• Extracted data entries:
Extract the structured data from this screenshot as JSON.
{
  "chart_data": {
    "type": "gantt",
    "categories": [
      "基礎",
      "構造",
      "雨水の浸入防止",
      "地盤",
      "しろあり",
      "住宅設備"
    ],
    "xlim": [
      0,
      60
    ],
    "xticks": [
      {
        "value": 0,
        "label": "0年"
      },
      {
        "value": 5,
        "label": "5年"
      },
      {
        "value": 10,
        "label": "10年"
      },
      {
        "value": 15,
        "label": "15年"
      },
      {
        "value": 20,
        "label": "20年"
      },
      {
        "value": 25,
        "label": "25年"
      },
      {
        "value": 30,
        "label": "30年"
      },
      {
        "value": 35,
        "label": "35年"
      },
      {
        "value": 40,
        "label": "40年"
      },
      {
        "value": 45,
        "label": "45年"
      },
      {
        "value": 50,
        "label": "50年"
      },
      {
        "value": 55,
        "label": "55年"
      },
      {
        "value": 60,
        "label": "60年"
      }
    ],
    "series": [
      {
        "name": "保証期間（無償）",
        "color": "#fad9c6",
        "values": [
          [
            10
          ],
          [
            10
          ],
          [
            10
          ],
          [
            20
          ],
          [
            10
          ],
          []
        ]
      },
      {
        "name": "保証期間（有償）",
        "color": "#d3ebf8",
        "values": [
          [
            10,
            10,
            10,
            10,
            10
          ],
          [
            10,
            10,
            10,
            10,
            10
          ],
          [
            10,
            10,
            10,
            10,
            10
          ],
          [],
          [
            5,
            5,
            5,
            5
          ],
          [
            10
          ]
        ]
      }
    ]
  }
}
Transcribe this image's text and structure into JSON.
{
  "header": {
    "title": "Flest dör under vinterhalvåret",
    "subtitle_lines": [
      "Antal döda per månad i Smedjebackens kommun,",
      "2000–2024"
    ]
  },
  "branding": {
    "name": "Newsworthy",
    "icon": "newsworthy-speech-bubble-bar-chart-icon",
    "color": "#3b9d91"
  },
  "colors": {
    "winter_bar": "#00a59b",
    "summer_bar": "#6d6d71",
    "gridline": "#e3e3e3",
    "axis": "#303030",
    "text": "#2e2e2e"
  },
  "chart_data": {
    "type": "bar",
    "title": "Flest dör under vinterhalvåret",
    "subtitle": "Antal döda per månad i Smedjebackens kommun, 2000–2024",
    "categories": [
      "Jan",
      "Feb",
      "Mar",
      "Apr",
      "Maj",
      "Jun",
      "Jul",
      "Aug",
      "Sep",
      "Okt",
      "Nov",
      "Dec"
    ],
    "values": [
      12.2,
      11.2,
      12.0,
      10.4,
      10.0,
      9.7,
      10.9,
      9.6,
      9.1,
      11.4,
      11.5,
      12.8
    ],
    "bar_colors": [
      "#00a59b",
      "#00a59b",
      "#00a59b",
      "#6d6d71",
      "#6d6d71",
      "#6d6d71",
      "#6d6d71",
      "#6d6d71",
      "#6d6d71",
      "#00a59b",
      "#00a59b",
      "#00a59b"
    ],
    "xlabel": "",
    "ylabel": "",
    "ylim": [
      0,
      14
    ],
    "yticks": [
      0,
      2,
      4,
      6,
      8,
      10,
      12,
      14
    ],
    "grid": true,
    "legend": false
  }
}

• SET TASK:
Locate the word "Smedjebackens" in the records above, and return each line that has it.

• THE RESPONSE:
      "Antal döda per månad i Smedjebackens kommun,",
    "subtitle": "Antal döda per månad i Smedjebackens kommun, 2000–2024",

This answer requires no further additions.